Gadwal Vijayalakshmi is an Indian-born politician serving as the current mayor of Greater Hyderabad Municipal Corporation (GHMC) since 11 February 2021. A former American citizen, she emigrated back to India to join politics and went on to become the fifth woman mayor of Hyderabad and the first post formation of the state of Telangana. She is a member of Bharat Rashtra Samithi (BRS) party based in Telangana.

Early life
Gadwal Vijayalakshmi is born to politician K. Keshava Rao and his wife Vasantha Kumar. Rao is a politician from Telangana Rashtra Samithi (TRS) party and Member of Parliament who represented Andhra Pradesh in the Rajya Sabha, the upper house of the Indian Parliament.

Vijayalakshmi married Bobby Reddy whom she met at ICRISAT tennis club.

Education

Vijayalakshmi completed her secondary school from Holy Mary School, Hyderabad and Junior College from Reddy women's college, Hyderabad, Bachelors in Journalism from Bharatiya Vidya Bhavan and Bachelor of Laws (LLB) from Sultan-ul-Uloom Law College, Hyderabad.

• _WRITTEN PROBLEM_: Carry on the profile of Gadwal Vijayalakshmi above, starting right after its final sentence.

• _DATA EXCERPTS_:
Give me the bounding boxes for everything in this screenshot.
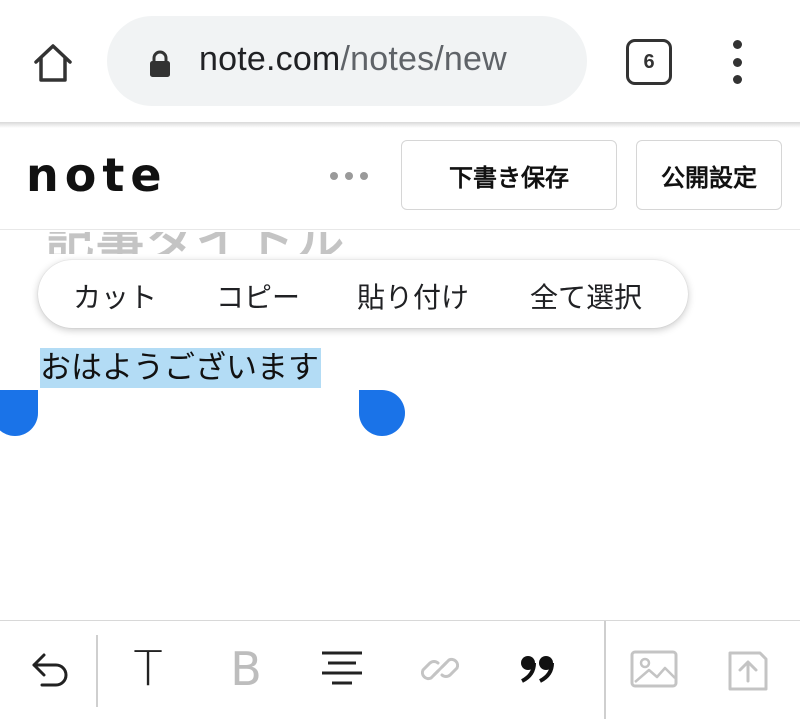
toolbar-section-divider <box>604 621 606 719</box>
note-header: note 下書き保存 公開設定 <box>0 128 800 230</box>
editor-toolbar: T B <box>0 620 800 719</box>
url-host: note.com <box>199 40 341 78</box>
tab-count: 6 <box>643 50 655 73</box>
browser-toolbar: note.com/notes/new 6 <box>0 0 800 122</box>
text-selection-menu: カット コピー 貼り付け 全て選択 <box>38 260 688 328</box>
lock-icon <box>150 50 170 77</box>
bold-label: B <box>230 642 262 696</box>
undo-icon[interactable] <box>22 641 78 697</box>
copy-menu-item[interactable]: コピー <box>216 276 300 316</box>
align-icon[interactable] <box>314 641 370 697</box>
selection-handle-end[interactable] <box>359 390 405 436</box>
title-area[interactable]: 記事タイトル <box>0 232 800 254</box>
cut-menu-item[interactable]: カット <box>73 276 157 316</box>
url-path: /notes/new <box>340 40 507 78</box>
save-draft-button[interactable]: 下書き保存 <box>401 140 617 210</box>
note-logo[interactable]: note <box>26 148 168 202</box>
link-icon[interactable] <box>412 641 468 697</box>
url-text: note.com/notes/new <box>199 40 507 79</box>
select-all-menu-item[interactable]: 全て選択 <box>530 276 642 316</box>
quote-icon[interactable] <box>510 641 566 697</box>
selection-handle-start[interactable] <box>0 390 38 436</box>
upload-icon[interactable] <box>720 641 776 697</box>
home-icon[interactable] <box>26 36 80 90</box>
publish-settings-button[interactable]: 公開設定 <box>636 140 782 210</box>
heading-label: T <box>133 641 163 697</box>
toolbar-divider <box>96 635 98 707</box>
address-bar[interactable]: note.com/notes/new <box>107 16 587 106</box>
bold-icon[interactable]: B <box>218 641 274 697</box>
selected-body-text[interactable]: おはようございます <box>40 348 321 388</box>
title-placeholder[interactable]: 記事タイトル <box>46 232 346 254</box>
heading-icon[interactable]: T <box>120 641 176 697</box>
tabs-icon[interactable]: 6 <box>626 39 672 85</box>
more-icon[interactable] <box>330 168 368 184</box>
overflow-menu-icon[interactable] <box>722 40 752 84</box>
paste-menu-item[interactable]: 貼り付け <box>357 276 469 316</box>
image-icon[interactable] <box>626 641 682 697</box>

• _ANSWER_:
She emigrated to the United States and obtained the US green card in 1988 following which she got married and settled there. Later, she took American citizenship in 1999. While staying in North Carolina, United States Gadwal Vijayalakshmi worked at Duke University, cardiology department as research scholar.

Political career
In the year 2004, she emigrated back to India and eventually left her American citizenship in 2009 to join politics. In 2016 she contested as a corporator from the TRS party and won. In 2020 she contested from Banjara Hills ward as a corporator and won. On 11 February 2021, she is elected as the first woman Mayor after the formation of Telangana state in 2014.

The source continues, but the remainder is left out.